• PROBLEM REQUIREMENTS: Lines containing the word "Review" should be extracted in full.

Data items
────────────────────
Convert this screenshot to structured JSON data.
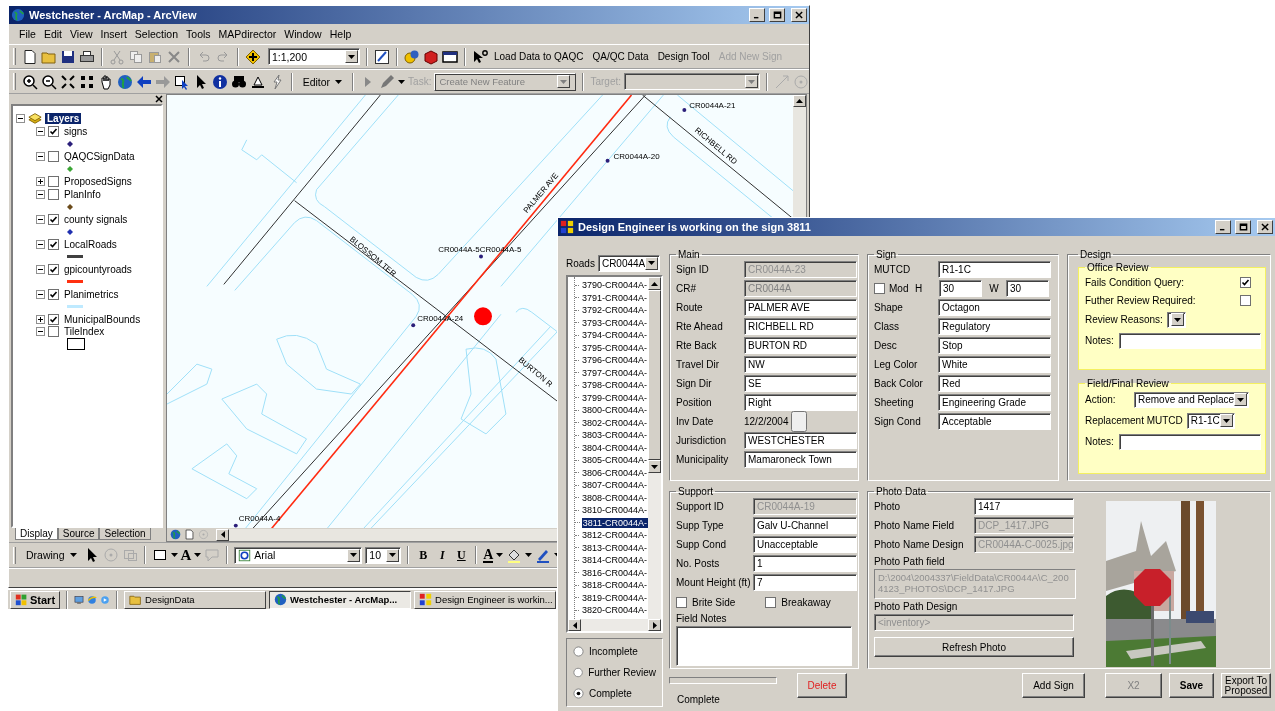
{
  "arcmap": {
    "title": "Westchester - ArcMap - ArcView",
    "menu": [
      "File",
      "Edit",
      "View",
      "Insert",
      "Selection",
      "Tools",
      "MAPdirector",
      "Window",
      "Help"
    ],
    "scale": "1:1,200",
    "commands": [
      {
        "label": "Load Data to QAQC",
        "disabled": false
      },
      {
        "label": "QA/QC Data",
        "disabled": false
      },
      {
        "label": "Design Tool",
        "disabled": false
      },
      {
        "label": "Add New Sign",
        "disabled": true
      }
    ],
    "editor": {
      "menu": "Editor",
      "task_label": "Task:",
      "task": "Create New Feature",
      "target_label": "Target:"
    },
    "toc": {
      "root": "Layers",
      "layers": [
        {
          "name": "signs",
          "checked": true,
          "expanded": true,
          "kind": "point",
          "color": "#2b1f7a"
        },
        {
          "name": "QAQCSignData",
          "checked": false,
          "expanded": true,
          "kind": "point",
          "color": "#3aa535"
        },
        {
          "name": "ProposedSigns",
          "checked": false,
          "expanded": false
        },
        {
          "name": "PlanInfo",
          "checked": false,
          "expanded": true,
          "kind": "point",
          "color": "#6b4a1a"
        },
        {
          "name": "county signals",
          "checked": true,
          "expanded": true,
          "kind": "point",
          "color": "#2030b0"
        },
        {
          "name": "LocalRoads",
          "checked": true,
          "expanded": true,
          "kind": "line",
          "color": "#404040"
        },
        {
          "name": "gpicountyroads",
          "checked": true,
          "expanded": true,
          "kind": "line",
          "color": "#ff3010"
        },
        {
          "name": "Planimetrics",
          "checked": true,
          "expanded": true,
          "kind": "line",
          "color": "#bfeaff"
        },
        {
          "name": "MunicipalBounds",
          "checked": true,
          "expanded": false
        },
        {
          "name": "TileIndex",
          "checked": false,
          "expanded": true,
          "kind": "polygon"
        }
      ],
      "tabs": [
        {
          "label": "Display",
          "selected": true
        },
        {
          "label": "Source",
          "selected": false
        },
        {
          "label": "Selection",
          "selected": false
        }
      ]
    },
    "map": {
      "labels": [
        {
          "text": "CR0044A-21",
          "kind": "point"
        },
        {
          "text": "RICHBELL RD",
          "kind": "road"
        },
        {
          "text": "CR0044A-20",
          "kind": "point"
        },
        {
          "text": "PALMER AVE",
          "kind": "road"
        },
        {
          "text": "BLOSSOM TER",
          "kind": "road"
        },
        {
          "text": "CR0044A-5CR0044A-5",
          "kind": "point"
        },
        {
          "text": "CR0044A-24",
          "kind": "point"
        },
        {
          "text": "BURTON R",
          "kind": "road"
        },
        {
          "text": "CR0044A-4",
          "kind": "point"
        }
      ]
    },
    "drawing_toolbar": {
      "menu": "Drawing",
      "text_tool": "A",
      "font": "Arial",
      "size": "10",
      "styles": [
        "B",
        "I",
        "U"
      ],
      "font_color": "A"
    },
    "taskbar": {
      "start": "Start",
      "tasks": [
        {
          "label": "DesignData",
          "selected": false
        },
        {
          "label": "Westchester - ArcMap...",
          "selected": true
        },
        {
          "label": "Design Engineer is workin...",
          "selected": false
        }
      ]
    }
  },
  "dialog": {
    "title": "Design Engineer is working on the sign 3811",
    "roads": {
      "label": "Roads",
      "value": "CR0044A"
    },
    "signs": [
      {
        "label": "3790-CR0044A-",
        "selected": false
      },
      {
        "label": "3791-CR0044A-",
        "selected": false
      },
      {
        "label": "3792-CR0044A-",
        "selected": false
      },
      {
        "label": "3793-CR0044A-",
        "selected": false
      },
      {
        "label": "3794-CR0044A-",
        "selected": false
      },
      {
        "label": "3795-CR0044A-",
        "selected": false
      },
      {
        "label": "3796-CR0044A-",
        "selected": false
      },
      {
        "label": "3797-CR0044A-",
        "selected": false
      },
      {
        "label": "3798-CR0044A-",
        "selected": false
      },
      {
        "label": "3799-CR0044A-",
        "selected": false
      },
      {
        "label": "3800-CR0044A-",
        "selected": false
      },
      {
        "label": "3802-CR0044A-",
        "selected": false
      },
      {
        "label": "3803-CR0044A-",
        "selected": false
      },
      {
        "label": "3804-CR0044A-",
        "selected": false
      },
      {
        "label": "3805-CR0044A-",
        "selected": false
      },
      {
        "label": "3806-CR0044A-",
        "selected": false
      },
      {
        "label": "3807-CR0044A-",
        "selected": false
      },
      {
        "label": "3808-CR0044A-",
        "selected": false
      },
      {
        "label": "3810-CR0044A-",
        "selected": false
      },
      {
        "label": "3811-CR0044A-",
        "selected": true
      },
      {
        "label": "3812-CR0044A-",
        "selected": false
      },
      {
        "label": "3813-CR0044A-",
        "selected": false
      },
      {
        "label": "3814-CR0044A-",
        "selected": false
      },
      {
        "label": "3816-CR0044A-",
        "selected": false
      },
      {
        "label": "3818-CR0044A-",
        "selected": false
      },
      {
        "label": "3819-CR0044A-",
        "selected": false
      },
      {
        "label": "3820-CR0044A-",
        "selected": false
      }
    ],
    "status": [
      {
        "label": "Incomplete",
        "selected": false
      },
      {
        "label": "Further Review",
        "selected": false
      },
      {
        "label": "Complete",
        "selected": true
      }
    ],
    "main": {
      "title": "Main",
      "fields": [
        {
          "label": "Sign ID",
          "value": "CR0044A-23",
          "kind": "text",
          "disabled": true
        },
        {
          "label": "CR#",
          "value": "CR0044A",
          "kind": "select",
          "disabled": true
        },
        {
          "label": "Route",
          "value": "PALMER AVE",
          "kind": "select",
          "disabled": false
        },
        {
          "label": "Rte Ahead",
          "value": "RICHBELL RD",
          "kind": "select",
          "disabled": false
        },
        {
          "label": "Rte Back",
          "value": "BURTON RD",
          "kind": "select",
          "disabled": false
        },
        {
          "label": "Travel Dir",
          "value": "NW",
          "kind": "select",
          "disabled": false
        },
        {
          "label": "Sign Dir",
          "value": "SE",
          "kind": "select",
          "disabled": false
        },
        {
          "label": "Position",
          "value": "Right",
          "kind": "select",
          "disabled": false
        },
        {
          "label": "Inv Date",
          "value": "12/2/2004",
          "kind": "date"
        },
        {
          "label": "Jurisdiction",
          "value": "WESTCHESTER",
          "kind": "select",
          "disabled": false
        },
        {
          "label": "Municipality",
          "value": "Mamaroneck Town",
          "kind": "select",
          "disabled": false
        }
      ]
    },
    "sign": {
      "title": "Sign",
      "mutcd": {
        "label": "MUTCD",
        "value": "R1-1C",
        "kind": "select",
        "disabled": false
      },
      "mod": {
        "label": "Mod",
        "checked": false
      },
      "height": {
        "label": "H",
        "value": "30"
      },
      "width": {
        "label": "W",
        "value": "30"
      },
      "fields": [
        {
          "label": "Shape",
          "value": "Octagon",
          "kind": "select",
          "disabled": false
        },
        {
          "label": "Class",
          "value": "Regulatory",
          "kind": "select",
          "disabled": false
        },
        {
          "label": "Desc",
          "value": "Stop",
          "kind": "select",
          "disabled": false
        },
        {
          "label": "Leg Color",
          "value": "White",
          "kind": "select",
          "disabled": false
        },
        {
          "label": "Back Color",
          "value": "Red",
          "kind": "select",
          "disabled": false
        },
        {
          "label": "Sheeting",
          "value": "Engineering Grade",
          "kind": "select",
          "disabled": false
        },
        {
          "label": "Sign Cond",
          "value": "Acceptable",
          "kind": "select",
          "disabled": false
        }
      ]
    },
    "design": {
      "title": "Design",
      "office": {
        "title": "Office Review",
        "checks": [
          {
            "label": "Fails Condition Query:",
            "checked": true
          },
          {
            "label": "Futher Review Required:",
            "checked": false
          }
        ],
        "reasons_label": "Review Reasons:",
        "notes_label": "Notes:"
      },
      "final": {
        "title": "Field/Final Review",
        "action": {
          "label": "Action:",
          "value": "Remove and Replace"
        },
        "replacement": {
          "label": "Replacement MUTCD",
          "value": "R1-1C"
        },
        "notes_label": "Notes:"
      }
    },
    "support": {
      "title": "Support",
      "fields": [
        {
          "label": "Support ID",
          "value": "CR0044A-19",
          "kind": "text",
          "disabled": true
        },
        {
          "label": "Supp Type",
          "value": "Galv U-Channel",
          "kind": "select",
          "disabled": false
        },
        {
          "label": "Supp Cond",
          "value": "Unacceptable",
          "kind": "select",
          "disabled": false
        },
        {
          "label": "No. Posts",
          "value": "1",
          "kind": "text",
          "disabled": false
        },
        {
          "label": "Mount Height (ft)",
          "value": "7",
          "kind": "text",
          "disabled": false
        }
      ],
      "checks": [
        {
          "label": "Brite Side",
          "checked": false
        },
        {
          "label": "Breakaway",
          "checked": false
        }
      ],
      "notes_label": "Field Notes"
    },
    "photo": {
      "title": "Photo Data",
      "fields": [
        {
          "label": "Photo",
          "value": "1417",
          "kind": "text",
          "disabled": false
        },
        {
          "label": "Photo Name Field",
          "value": "DCP_1417.JPG",
          "kind": "text",
          "disabled": true
        },
        {
          "label": "Photo Name Design",
          "value": "CR0044A-C-0025.jpg",
          "kind": "text",
          "disabled": true
        }
      ],
      "path_field": {
        "label": "Photo Path field",
        "value": "D:\\2004\\2004337\\FieldData\\CR0044A\\C_2004123_PHOTOS\\DCP_1417.JPG"
      },
      "path_design": {
        "label": "Photo Path Design",
        "value": "<inventory>"
      },
      "refresh": "Refresh Photo"
    },
    "progress": {
      "level": 0,
      "label": "Complete"
    },
    "delete": {
      "label": "Delete",
      "kind": "danger"
    },
    "buttons": [
      {
        "label": "Add Sign",
        "kind": "normal",
        "disabled": false
      },
      {
        "label": "X2",
        "kind": "normal",
        "disabled": true
      },
      {
        "label": "Save",
        "kind": "primary",
        "disabled": false
      },
      {
        "label": "Export To Proposed",
        "kind": "normal",
        "disabled": false
      }
    ]
  }
}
────────────────────
• FULL RESPONSE:
        "label": "Further Review",
        "title": "Office Review",
            "label": "Futher Review Required:",
        "reasons_label": "Review Reasons:",
        "title": "Field/Final Review",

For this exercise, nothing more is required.